Task - Present the following data again exactly as it is shown.
####
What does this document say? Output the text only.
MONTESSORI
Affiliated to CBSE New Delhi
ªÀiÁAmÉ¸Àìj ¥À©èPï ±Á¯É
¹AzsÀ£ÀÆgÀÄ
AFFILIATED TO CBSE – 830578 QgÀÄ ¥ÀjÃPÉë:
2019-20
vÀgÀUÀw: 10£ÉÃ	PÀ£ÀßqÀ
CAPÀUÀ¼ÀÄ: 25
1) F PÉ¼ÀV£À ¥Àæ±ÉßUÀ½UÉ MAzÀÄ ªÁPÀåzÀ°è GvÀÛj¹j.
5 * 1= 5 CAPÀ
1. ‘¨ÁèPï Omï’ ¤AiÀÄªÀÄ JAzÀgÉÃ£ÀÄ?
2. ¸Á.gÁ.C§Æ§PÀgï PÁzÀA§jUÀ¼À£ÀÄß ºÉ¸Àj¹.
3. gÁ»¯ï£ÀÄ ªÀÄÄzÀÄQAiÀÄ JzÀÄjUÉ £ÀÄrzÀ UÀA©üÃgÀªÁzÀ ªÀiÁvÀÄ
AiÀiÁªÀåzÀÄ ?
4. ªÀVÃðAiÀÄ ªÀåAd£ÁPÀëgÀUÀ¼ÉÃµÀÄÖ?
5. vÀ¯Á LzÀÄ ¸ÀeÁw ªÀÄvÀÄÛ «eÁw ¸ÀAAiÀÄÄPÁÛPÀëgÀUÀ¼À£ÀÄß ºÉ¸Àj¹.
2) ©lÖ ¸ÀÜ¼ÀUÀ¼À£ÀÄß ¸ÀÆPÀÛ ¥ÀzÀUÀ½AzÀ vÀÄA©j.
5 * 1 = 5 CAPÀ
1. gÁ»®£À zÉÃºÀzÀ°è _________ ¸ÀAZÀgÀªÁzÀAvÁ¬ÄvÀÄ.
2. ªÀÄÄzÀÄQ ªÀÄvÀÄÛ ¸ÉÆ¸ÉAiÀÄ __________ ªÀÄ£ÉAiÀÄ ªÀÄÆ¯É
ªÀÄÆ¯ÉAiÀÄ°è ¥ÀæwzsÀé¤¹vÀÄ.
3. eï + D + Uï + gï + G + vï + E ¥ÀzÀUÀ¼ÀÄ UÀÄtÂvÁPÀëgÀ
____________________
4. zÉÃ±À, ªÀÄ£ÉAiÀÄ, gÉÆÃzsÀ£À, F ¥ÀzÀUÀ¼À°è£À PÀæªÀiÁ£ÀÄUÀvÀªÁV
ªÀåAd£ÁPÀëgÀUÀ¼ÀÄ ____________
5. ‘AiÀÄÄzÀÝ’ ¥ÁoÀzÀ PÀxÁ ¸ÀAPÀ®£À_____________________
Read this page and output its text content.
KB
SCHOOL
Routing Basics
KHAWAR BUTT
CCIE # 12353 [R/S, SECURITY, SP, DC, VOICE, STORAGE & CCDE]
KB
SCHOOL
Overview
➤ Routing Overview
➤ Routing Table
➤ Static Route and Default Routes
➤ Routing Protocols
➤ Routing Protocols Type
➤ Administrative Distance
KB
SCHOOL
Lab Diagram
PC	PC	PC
####
Result of this exercise -
What does this document say? Output the text only.
MONTESSORI
Affiliated to CBSE New Delhi
ªÀiÁAmÉ¸Àìj ¥À©èPï ±Á¯É
¹AzsÀ£ÀÆgÀÄ
AFFILIATED TO CBSE – 830578 QgÀÄ ¥ÀjÃPÉë:
2019-20
vÀgÀUÀw: 10£ÉÃ	PÀ£ÀßqÀ
CAPÀUÀ¼ÀÄ: 25
1) F PÉ¼ÀV£À ¥Àæ±ÉßUÀ½UÉ MAzÀÄ ªÁPÀåzÀ°è GvÀÛj¹j.
5 * 1= 5 CAPÀ
1. ‘¨ÁèPï Omï’ ¤AiÀÄªÀÄ JAzÀgÉÃ£ÀÄ?
2. ¸Á.gÁ.C§Æ§PÀgï PÁzÀA§jUÀ¼À£ÀÄß ºÉ¸Àj¹.
3. gÁ»¯ï£ÀÄ ªÀÄÄzÀÄQAiÀÄ JzÀÄjUÉ £ÀÄrzÀ UÀA©üÃgÀªÁzÀ ªÀiÁvÀÄ
AiÀiÁªÀåzÀÄ ?
4. ªÀVÃðAiÀÄ ªÀåAd£ÁPÀëgÀUÀ¼ÉÃµÀÄÖ?
5. vÀ¯Á LzÀÄ ¸ÀeÁw ªÀÄvÀÄÛ «eÁw ¸ÀAAiÀÄÄPÁÛPÀëgÀUÀ¼À£ÀÄß ºÉ¸Àj¹.
2) ©lÖ ¸ÀÜ¼ÀUÀ¼À£ÀÄß ¸ÀÆPÀÛ ¥ÀzÀUÀ½AzÀ vÀÄA©j.
5 * 1 = 5 CAPÀ
1. gÁ»®£À zÉÃºÀzÀ°è _________ ¸ÀAZÀgÀªÁzÀAvÁ¬ÄvÀÄ.
2. ªÀÄÄzÀÄQ ªÀÄvÀÄÛ ¸ÉÆ¸ÉAiÀÄ __________ ªÀÄ£ÉAiÀÄ ªÀÄÆ¯É
ªÀÄÆ¯ÉAiÀÄ°è ¥ÀæwzsÀé¤¹vÀÄ.
3. eï + D + Uï + gï + G + vï + E ¥ÀzÀUÀ¼ÀÄ UÀÄtÂvÁPÀëgÀ
____________________
4. zÉÃ±À, ªÀÄ£ÉAiÀÄ, gÉÆÃzsÀ£À, F ¥ÀzÀUÀ¼À°è£À PÀæªÀiÁ£ÀÄUÀvÀªÁV
ªÀåAd£ÁPÀëgÀUÀ¼ÀÄ ____________
5. ‘AiÀÄÄzÀÝ’ ¥ÁoÀzÀ PÀxÁ ¸ÀAPÀ®£À_____________________
Read this page and output its text content.
KB
SCHOOL
Routing Basics
KHAWAR BUTT
CCIE # 12353 [R/S, SECURITY, SP, DC, VOICE, STORAGE & CCDE]
KB
SCHOOL
Overview
➤ Routing Overview
➤ Routing Table
➤ Static Route and Default Routes
➤ Routing Protocols
➤ Routing Protocols Type
➤ Administrative Distance
KB
SCHOOL
Lab Diagram
PC	PC	PC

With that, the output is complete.